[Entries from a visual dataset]
(begin)

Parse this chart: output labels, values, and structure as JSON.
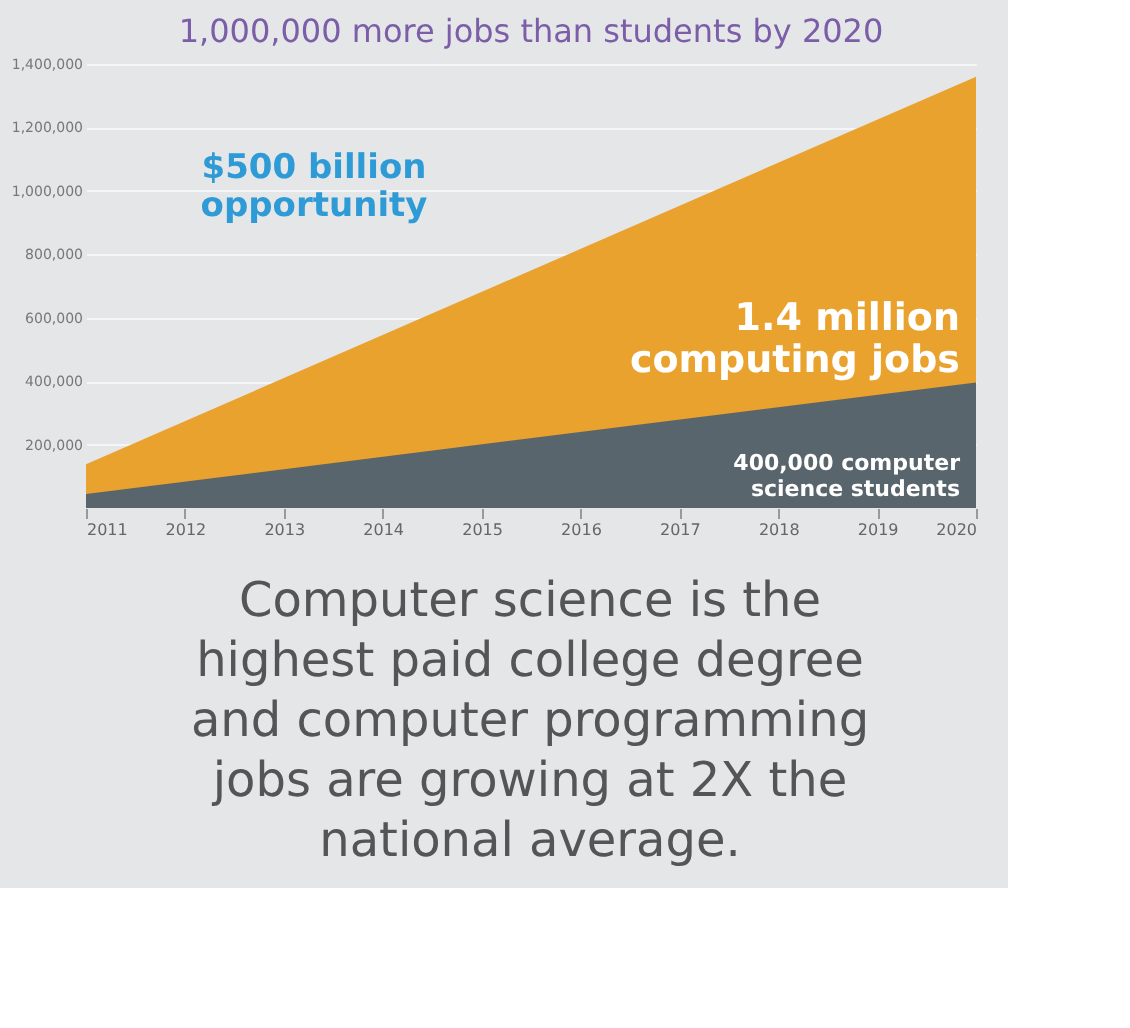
{
  "chart_data": {
    "type": "area",
    "title": "1,000,000 more jobs than students by 2020",
    "x": [
      2011,
      2020
    ],
    "series": [
      {
        "color": "#eaa22e",
        "values": [
          138000,
          1360000
        ]
      },
      {
        "color": "#59656d",
        "values": [
          44000,
          396000
        ]
      }
    ],
    "xlim": [
      2011,
      2020
    ],
    "xticks": [
      2011,
      2012,
      2013,
      2014,
      2015,
      2016,
      2017,
      2018,
      2019,
      2020
    ],
    "ylim": [
      0,
      1400000
    ],
    "yticks": [
      {
        "value": 200000,
        "label": "200,000"
      },
      {
        "value": 400000,
        "label": "400,000"
      },
      {
        "value": 600000,
        "label": "600,000"
      },
      {
        "value": 800000,
        "label": "800,000"
      },
      {
        "value": 1000000,
        "label": "1,000,000"
      },
      {
        "value": 1200000,
        "label": "1,200,000"
      },
      {
        "value": 1400000,
        "label": "1,400,000"
      }
    ],
    "grid": "y",
    "annotations": [
      "$500 billion\nopportunity",
      "1.4 million\ncomputing jobs",
      "400,000 computer\nscience students",
      "Computer science is the\nhighest paid college degree\nand computer programming\njobs are growing at 2X the\nnational average."
    ]
  }
}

(end)

→ **What the task requires**: Return every line holding the word "computer" from the records.

→ **Full output**:
      "400,000 computer\nscience students",
      "Computer science is the\nhighest paid college degree\nand computer programming\njobs are growing at 2X the\nnational average."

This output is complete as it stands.